→ What is being asked
Pick out all lines of the entries that include the word "years" and copy them.

→ Supplied records
──────

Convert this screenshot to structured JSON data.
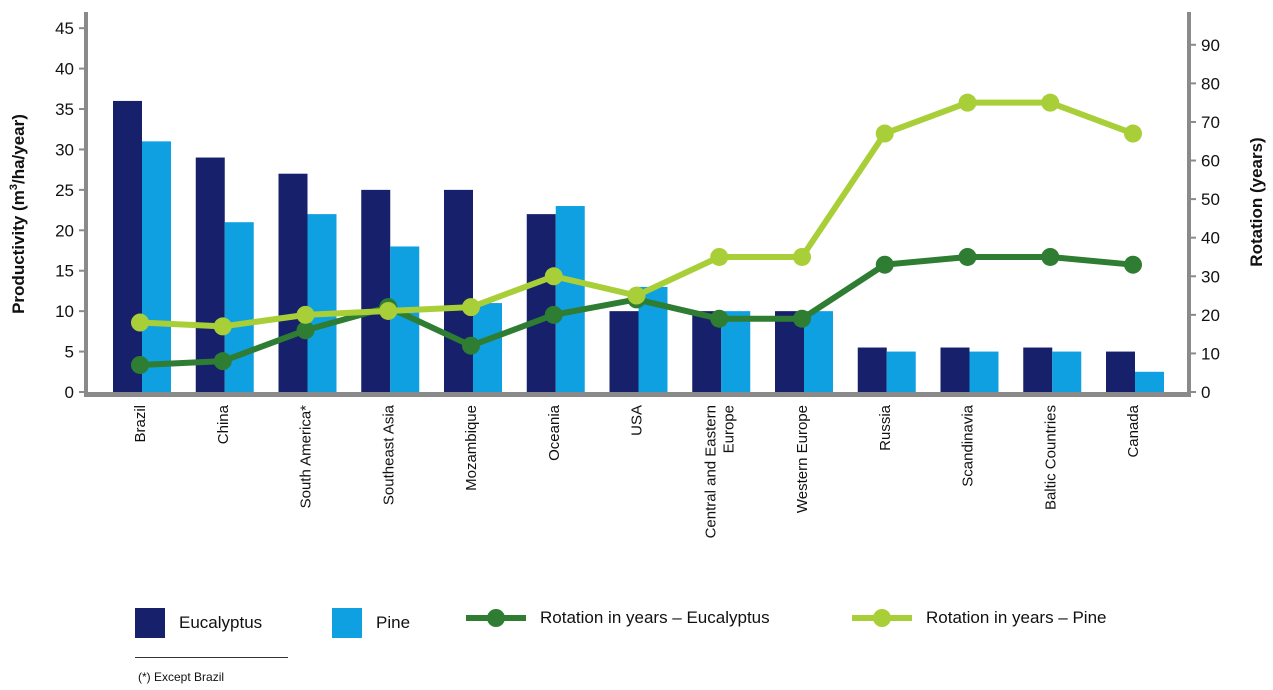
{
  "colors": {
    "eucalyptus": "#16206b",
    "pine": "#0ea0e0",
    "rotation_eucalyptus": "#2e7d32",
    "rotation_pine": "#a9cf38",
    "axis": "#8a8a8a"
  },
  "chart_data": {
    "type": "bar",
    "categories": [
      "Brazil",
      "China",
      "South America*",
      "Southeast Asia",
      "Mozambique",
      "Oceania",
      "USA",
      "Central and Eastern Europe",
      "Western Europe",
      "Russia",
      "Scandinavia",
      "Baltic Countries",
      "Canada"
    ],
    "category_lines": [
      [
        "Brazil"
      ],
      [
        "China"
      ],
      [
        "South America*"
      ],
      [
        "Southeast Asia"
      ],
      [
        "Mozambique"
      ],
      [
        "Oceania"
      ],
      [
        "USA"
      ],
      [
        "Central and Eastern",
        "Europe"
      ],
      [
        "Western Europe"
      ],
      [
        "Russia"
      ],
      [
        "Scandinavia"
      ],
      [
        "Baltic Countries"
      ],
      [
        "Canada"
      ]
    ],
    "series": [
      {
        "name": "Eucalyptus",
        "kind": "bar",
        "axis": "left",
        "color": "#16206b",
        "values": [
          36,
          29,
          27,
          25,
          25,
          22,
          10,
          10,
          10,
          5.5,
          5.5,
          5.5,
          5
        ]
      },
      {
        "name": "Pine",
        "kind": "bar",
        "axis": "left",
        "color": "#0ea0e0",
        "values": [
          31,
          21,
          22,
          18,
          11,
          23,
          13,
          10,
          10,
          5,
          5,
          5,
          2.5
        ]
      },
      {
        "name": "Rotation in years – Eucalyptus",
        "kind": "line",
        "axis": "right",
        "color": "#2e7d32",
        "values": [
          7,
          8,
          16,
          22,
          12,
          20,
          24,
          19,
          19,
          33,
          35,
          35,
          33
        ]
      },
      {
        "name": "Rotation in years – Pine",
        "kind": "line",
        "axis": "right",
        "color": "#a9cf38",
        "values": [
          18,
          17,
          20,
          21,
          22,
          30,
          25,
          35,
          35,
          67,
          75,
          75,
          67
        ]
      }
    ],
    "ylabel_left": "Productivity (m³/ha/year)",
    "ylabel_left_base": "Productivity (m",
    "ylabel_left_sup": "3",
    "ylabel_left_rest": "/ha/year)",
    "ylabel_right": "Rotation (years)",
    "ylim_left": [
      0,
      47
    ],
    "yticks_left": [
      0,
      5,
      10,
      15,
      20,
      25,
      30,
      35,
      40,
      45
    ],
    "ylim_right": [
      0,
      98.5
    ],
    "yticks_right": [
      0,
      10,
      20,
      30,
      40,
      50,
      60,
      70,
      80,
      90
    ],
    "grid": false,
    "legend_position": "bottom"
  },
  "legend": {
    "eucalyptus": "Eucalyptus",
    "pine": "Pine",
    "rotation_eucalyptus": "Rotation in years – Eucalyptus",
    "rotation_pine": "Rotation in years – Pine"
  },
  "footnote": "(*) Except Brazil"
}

──────

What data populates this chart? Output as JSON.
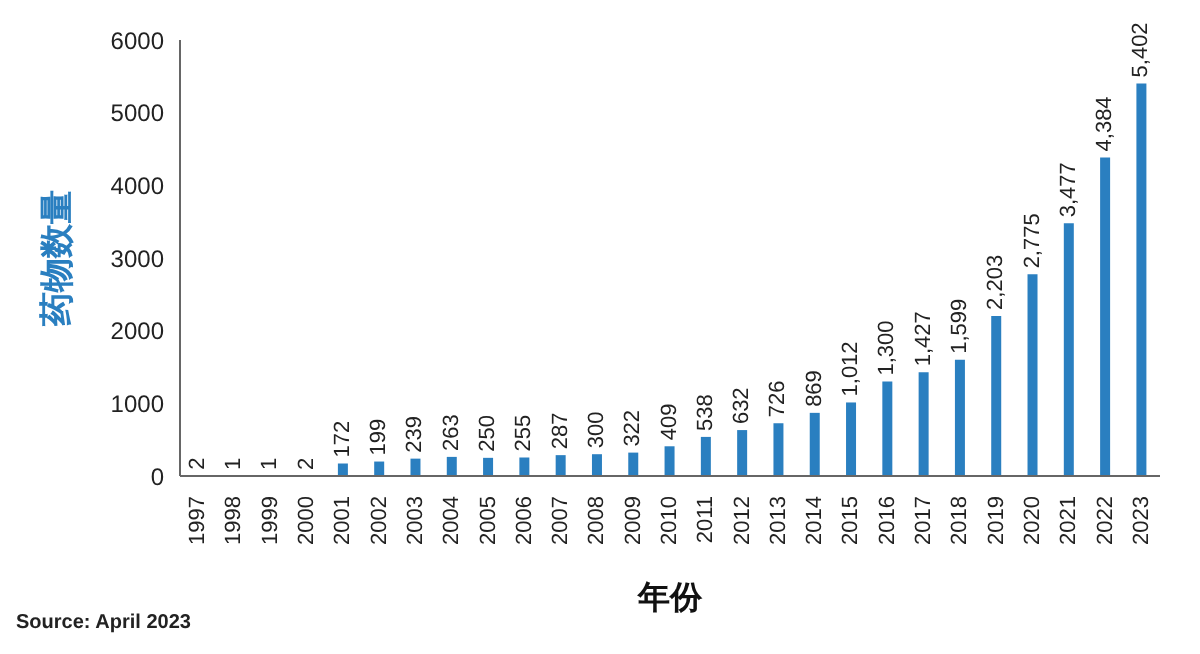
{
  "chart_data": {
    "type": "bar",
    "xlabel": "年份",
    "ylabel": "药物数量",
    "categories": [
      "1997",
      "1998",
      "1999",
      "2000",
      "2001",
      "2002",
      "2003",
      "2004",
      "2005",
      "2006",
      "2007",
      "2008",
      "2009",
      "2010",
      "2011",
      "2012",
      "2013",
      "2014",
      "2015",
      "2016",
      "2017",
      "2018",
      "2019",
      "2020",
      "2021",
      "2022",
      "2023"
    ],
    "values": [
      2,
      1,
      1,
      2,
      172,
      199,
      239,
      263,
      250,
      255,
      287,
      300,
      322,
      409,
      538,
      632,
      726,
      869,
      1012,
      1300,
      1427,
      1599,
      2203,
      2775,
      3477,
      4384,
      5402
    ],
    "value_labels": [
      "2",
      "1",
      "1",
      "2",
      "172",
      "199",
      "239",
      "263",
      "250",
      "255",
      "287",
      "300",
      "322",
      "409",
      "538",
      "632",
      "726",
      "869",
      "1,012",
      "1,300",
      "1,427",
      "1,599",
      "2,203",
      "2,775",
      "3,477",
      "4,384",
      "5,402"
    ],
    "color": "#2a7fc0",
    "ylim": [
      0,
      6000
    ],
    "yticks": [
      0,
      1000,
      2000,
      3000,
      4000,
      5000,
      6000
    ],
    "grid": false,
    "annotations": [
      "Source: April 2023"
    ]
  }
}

──────

→ Answer
        "name": "Rotation in years – Eucalyptus",
        "name": "Rotation in years – Pine",
    "ylabel_right": "Rotation (years)",
    "rotation_eucalyptus": "Rotation in years – Eucalyptus",
    "rotation_pine": "Rotation in years – Pine"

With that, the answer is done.